• TO DO: Copy out each line that has "description" in it.

[Stored entries]
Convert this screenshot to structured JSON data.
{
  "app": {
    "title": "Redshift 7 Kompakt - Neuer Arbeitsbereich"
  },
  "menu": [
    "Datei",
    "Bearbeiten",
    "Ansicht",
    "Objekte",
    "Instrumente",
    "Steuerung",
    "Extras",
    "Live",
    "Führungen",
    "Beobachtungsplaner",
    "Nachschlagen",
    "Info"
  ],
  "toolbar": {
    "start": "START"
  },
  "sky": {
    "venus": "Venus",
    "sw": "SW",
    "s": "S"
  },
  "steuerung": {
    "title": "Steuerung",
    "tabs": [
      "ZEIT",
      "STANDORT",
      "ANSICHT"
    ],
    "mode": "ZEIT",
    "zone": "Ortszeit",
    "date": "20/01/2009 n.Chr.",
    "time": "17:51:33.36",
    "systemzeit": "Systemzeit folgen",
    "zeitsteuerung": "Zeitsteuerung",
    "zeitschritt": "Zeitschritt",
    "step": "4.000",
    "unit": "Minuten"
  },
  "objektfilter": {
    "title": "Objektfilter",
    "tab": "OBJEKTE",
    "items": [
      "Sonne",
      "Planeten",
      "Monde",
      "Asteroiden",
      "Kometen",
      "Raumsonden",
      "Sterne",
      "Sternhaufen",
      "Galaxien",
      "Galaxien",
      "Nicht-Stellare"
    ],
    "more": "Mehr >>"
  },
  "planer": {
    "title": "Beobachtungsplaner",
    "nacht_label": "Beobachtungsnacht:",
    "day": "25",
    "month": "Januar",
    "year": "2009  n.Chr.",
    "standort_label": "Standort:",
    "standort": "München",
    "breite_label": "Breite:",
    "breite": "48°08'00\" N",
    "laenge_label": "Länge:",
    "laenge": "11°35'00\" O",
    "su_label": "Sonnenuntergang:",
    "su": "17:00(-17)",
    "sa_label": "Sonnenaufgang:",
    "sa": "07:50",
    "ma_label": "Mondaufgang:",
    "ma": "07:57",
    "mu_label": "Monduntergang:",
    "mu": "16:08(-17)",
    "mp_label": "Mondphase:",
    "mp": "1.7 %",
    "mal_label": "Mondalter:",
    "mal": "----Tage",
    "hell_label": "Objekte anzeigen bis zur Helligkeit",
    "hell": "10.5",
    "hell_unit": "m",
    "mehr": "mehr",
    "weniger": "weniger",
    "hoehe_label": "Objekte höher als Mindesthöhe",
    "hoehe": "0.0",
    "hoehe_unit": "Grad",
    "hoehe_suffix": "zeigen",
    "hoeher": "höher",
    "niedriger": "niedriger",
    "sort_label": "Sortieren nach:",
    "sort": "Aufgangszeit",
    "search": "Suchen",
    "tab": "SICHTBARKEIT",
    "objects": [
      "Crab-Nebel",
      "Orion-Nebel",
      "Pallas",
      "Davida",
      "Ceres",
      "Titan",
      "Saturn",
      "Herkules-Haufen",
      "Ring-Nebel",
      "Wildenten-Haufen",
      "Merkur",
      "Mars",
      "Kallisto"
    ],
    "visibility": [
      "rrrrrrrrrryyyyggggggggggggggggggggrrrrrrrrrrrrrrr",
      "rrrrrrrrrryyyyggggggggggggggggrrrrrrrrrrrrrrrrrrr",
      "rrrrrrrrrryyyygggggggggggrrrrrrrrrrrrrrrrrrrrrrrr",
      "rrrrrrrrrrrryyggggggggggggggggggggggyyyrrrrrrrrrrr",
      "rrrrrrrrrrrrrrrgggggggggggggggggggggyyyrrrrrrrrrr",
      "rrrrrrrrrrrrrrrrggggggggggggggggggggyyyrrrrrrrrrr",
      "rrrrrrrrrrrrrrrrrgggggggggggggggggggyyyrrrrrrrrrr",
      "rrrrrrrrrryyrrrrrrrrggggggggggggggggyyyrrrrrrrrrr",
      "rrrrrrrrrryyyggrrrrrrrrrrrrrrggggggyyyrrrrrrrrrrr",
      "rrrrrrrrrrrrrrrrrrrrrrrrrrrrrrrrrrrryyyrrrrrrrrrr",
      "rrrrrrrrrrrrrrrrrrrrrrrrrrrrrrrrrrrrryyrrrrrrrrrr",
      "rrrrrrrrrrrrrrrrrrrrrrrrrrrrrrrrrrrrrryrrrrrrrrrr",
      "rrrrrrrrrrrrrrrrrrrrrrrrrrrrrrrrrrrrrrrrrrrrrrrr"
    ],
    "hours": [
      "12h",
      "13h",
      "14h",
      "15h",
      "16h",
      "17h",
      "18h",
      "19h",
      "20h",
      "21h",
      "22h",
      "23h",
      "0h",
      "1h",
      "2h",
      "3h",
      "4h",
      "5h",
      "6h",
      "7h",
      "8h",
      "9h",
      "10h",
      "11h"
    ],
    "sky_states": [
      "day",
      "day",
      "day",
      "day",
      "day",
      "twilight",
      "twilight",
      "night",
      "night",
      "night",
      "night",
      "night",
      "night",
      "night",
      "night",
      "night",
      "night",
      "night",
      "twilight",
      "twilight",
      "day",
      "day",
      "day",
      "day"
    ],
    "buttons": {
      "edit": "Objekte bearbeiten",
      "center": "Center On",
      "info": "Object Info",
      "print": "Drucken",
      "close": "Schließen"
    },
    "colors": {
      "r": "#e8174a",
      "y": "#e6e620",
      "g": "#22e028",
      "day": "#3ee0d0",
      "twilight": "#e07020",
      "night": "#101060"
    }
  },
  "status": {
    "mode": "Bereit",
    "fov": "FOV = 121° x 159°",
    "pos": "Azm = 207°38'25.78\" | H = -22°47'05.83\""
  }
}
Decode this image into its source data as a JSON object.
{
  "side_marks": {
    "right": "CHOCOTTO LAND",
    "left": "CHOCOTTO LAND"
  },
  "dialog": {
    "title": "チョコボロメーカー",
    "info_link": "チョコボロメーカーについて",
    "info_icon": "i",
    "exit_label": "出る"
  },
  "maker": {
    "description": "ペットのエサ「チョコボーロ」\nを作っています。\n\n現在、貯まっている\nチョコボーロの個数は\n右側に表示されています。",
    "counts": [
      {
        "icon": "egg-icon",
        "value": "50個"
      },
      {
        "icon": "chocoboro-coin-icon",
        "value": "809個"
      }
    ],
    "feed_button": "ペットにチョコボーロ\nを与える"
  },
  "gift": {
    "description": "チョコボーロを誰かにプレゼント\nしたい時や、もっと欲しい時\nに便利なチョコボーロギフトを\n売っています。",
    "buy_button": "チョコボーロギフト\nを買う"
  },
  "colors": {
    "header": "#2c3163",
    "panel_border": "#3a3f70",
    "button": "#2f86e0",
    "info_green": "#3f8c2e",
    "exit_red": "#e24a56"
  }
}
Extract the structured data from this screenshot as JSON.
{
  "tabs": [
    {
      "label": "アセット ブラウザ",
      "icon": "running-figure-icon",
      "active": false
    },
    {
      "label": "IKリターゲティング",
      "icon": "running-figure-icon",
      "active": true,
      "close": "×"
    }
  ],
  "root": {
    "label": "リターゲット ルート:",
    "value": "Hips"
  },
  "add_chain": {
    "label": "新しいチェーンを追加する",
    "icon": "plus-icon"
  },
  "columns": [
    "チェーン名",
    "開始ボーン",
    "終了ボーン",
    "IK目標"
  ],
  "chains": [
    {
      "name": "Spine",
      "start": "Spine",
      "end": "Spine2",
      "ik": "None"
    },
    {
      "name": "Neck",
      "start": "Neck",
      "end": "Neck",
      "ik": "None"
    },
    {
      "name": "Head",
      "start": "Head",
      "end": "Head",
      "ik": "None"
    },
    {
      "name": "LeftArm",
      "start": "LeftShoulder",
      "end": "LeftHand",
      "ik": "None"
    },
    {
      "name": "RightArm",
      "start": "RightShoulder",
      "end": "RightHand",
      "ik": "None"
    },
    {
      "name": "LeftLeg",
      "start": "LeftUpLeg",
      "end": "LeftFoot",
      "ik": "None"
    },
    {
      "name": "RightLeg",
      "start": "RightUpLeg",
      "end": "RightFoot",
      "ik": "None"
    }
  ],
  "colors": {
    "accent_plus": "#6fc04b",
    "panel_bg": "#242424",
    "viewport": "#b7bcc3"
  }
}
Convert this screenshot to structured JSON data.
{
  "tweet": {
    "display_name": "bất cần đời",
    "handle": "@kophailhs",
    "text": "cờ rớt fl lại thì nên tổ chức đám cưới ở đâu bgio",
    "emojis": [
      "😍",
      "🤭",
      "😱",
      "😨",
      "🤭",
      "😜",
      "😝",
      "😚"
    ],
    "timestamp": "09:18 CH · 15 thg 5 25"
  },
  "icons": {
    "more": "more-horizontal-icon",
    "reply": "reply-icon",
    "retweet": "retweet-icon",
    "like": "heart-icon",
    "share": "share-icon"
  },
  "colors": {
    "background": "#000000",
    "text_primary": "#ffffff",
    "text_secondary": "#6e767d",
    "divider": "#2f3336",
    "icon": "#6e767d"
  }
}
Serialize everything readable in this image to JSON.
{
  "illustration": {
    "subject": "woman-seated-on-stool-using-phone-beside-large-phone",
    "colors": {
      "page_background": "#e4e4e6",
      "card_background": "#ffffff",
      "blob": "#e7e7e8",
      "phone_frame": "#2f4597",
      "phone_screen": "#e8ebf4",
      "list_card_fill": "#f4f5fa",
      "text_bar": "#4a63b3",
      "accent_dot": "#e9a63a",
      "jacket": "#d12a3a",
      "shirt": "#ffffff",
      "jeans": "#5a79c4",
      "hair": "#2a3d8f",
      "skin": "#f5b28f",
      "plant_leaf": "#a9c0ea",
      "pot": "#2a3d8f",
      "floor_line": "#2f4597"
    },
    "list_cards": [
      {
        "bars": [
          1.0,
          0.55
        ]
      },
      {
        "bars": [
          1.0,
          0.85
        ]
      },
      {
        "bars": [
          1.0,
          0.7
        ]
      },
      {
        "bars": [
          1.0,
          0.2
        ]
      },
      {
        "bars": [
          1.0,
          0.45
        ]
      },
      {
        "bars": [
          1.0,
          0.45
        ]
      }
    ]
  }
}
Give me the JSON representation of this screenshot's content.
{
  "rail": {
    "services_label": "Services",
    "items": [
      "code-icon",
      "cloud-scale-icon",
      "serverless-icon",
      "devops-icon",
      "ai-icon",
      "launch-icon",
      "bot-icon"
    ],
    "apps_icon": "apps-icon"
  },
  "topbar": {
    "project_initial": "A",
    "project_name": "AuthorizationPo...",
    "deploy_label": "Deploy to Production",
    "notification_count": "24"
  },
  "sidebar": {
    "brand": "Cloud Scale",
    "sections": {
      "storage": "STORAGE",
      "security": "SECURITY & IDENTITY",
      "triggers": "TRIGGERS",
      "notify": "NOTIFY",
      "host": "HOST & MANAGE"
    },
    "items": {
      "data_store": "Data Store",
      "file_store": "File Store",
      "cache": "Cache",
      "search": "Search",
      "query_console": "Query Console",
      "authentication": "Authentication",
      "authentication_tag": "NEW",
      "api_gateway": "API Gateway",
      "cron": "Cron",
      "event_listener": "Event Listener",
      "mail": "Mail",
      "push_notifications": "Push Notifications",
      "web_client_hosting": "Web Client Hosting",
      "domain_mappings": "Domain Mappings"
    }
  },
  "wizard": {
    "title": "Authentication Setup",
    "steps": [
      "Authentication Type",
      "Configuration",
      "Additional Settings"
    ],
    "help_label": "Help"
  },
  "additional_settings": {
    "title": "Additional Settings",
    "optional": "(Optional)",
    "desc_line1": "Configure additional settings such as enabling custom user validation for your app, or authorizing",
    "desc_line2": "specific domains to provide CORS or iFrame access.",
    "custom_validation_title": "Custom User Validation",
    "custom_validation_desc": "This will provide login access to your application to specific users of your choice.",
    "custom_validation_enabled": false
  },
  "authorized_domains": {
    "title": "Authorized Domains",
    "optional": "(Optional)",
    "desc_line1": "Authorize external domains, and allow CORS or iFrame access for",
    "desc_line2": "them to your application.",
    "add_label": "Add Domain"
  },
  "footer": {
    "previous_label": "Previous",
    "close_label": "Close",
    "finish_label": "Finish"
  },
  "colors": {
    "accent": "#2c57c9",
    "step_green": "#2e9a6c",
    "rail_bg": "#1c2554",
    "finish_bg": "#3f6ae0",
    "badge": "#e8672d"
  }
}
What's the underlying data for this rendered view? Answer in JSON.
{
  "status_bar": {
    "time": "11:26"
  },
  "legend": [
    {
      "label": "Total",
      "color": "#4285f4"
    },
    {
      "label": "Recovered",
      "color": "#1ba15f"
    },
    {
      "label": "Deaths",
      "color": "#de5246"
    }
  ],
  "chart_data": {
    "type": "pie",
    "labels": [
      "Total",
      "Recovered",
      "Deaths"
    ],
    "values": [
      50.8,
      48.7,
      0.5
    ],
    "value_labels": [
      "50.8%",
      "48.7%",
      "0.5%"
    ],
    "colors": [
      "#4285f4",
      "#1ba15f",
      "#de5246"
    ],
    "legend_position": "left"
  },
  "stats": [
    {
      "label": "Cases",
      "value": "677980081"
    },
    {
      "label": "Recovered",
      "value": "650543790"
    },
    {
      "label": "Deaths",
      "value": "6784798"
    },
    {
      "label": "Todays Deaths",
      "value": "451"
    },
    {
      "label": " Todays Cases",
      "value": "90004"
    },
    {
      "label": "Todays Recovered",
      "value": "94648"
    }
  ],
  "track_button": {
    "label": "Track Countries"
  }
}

• SOLUTION FOR THIS TASK:
    "description": "ペットのエサ「チョコボーロ」\nを作っています。\n\n現在、貯まっている\nチョコボーロの個数は\n右側に表示されています。",
    "description": "チョコボーロを誰かにプレゼント\nしたい時や、もっと欲しい時\nに便利なチョコボーロギフトを\n売っています。",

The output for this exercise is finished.